── Records ──
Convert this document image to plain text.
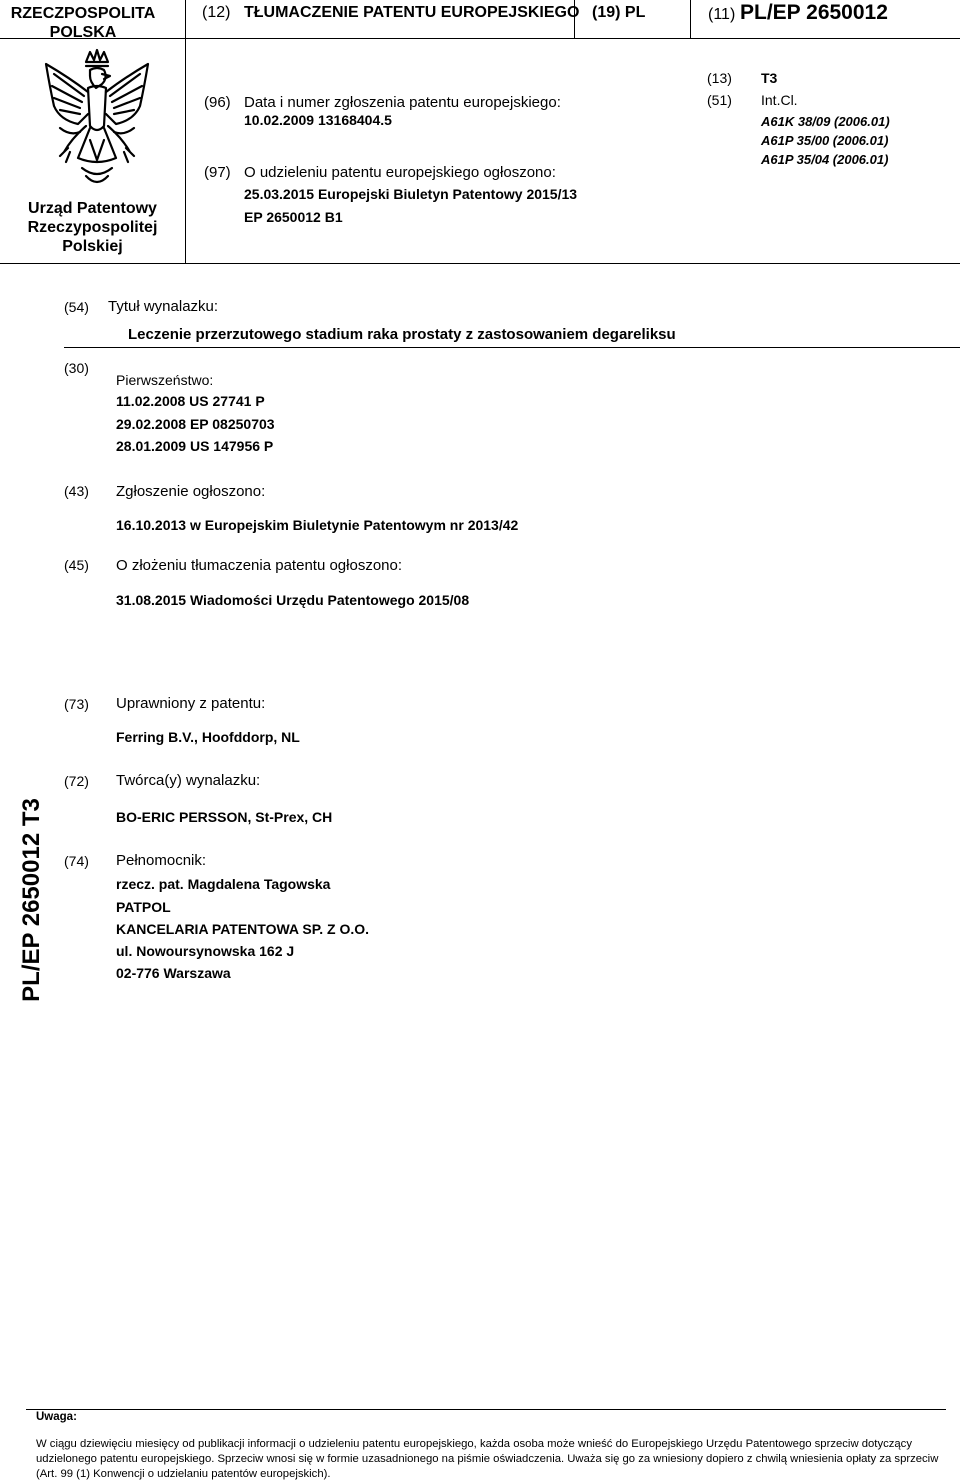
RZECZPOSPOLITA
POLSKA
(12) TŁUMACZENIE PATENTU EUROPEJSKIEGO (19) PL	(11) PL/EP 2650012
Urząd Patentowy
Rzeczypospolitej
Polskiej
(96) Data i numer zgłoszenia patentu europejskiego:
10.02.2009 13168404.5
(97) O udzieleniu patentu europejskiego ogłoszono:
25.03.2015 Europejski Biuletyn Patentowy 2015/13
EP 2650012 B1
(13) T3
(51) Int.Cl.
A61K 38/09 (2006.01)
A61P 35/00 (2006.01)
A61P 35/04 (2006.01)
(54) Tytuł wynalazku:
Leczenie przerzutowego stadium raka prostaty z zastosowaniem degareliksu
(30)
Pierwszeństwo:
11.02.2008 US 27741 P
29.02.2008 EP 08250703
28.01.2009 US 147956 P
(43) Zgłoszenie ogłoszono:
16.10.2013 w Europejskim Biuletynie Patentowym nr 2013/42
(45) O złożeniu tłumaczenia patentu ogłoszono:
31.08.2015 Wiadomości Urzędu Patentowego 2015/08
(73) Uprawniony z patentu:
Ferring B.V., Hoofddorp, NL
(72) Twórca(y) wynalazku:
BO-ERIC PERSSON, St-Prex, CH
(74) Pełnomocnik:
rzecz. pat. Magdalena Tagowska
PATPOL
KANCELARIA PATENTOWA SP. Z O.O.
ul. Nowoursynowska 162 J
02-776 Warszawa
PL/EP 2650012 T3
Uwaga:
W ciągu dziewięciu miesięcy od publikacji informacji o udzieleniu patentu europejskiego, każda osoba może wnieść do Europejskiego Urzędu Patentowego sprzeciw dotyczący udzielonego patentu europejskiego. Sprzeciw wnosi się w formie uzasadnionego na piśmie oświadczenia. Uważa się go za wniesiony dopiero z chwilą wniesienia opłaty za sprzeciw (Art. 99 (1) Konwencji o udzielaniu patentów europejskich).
───
- Written exercise -
Every line above should be returned word for word, with the pictures left behind.

- Expected output -
Convert this document image to plain text.
RZECZPOSPOLITA
POLSKA
(12) TŁUMACZENIE PATENTU EUROPEJSKIEGO (19) PL	(11) PL/EP 2650012
Urząd Patentowy
Rzeczypospolitej
Polskiej
(96) Data i numer zgłoszenia patentu europejskiego:
10.02.2009 13168404.5
(97) O udzieleniu patentu europejskiego ogłoszono:
25.03.2015 Europejski Biuletyn Patentowy 2015/13
EP 2650012 B1
(13) T3
(51) Int.Cl.
A61K 38/09 (2006.01)
A61P 35/00 (2006.01)
A61P 35/04 (2006.01)
(54) Tytuł wynalazku:
Leczenie przerzutowego stadium raka prostaty z zastosowaniem degareliksu
(30)
Pierwszeństwo:
11.02.2008 US 27741 P
29.02.2008 EP 08250703
28.01.2009 US 147956 P
(43) Zgłoszenie ogłoszono:
16.10.2013 w Europejskim Biuletynie Patentowym nr 2013/42
(45) O złożeniu tłumaczenia patentu ogłoszono:
31.08.2015 Wiadomości Urzędu Patentowego 2015/08
(73) Uprawniony z patentu:
Ferring B.V., Hoofddorp, NL
(72) Twórca(y) wynalazku:
BO-ERIC PERSSON, St-Prex, CH
(74) Pełnomocnik:
rzecz. pat. Magdalena Tagowska
PATPOL
KANCELARIA PATENTOWA SP. Z O.O.
ul. Nowoursynowska 162 J
02-776 Warszawa
PL/EP 2650012 T3
Uwaga:
W ciągu dziewięciu miesięcy od publikacji informacji o udzieleniu patentu europejskiego, każda osoba może wnieść do Europejskiego Urzędu Patentowego sprzeciw dotyczący udzielonego patentu europejskiego. Sprzeciw wnosi się w formie uzasadnionego na piśmie oświadczenia. Uważa się go za wniesiony dopiero z chwilą wniesienia opłaty za sprzeciw (Art. 99 (1) Konwencji o udzielaniu patentów europejskich).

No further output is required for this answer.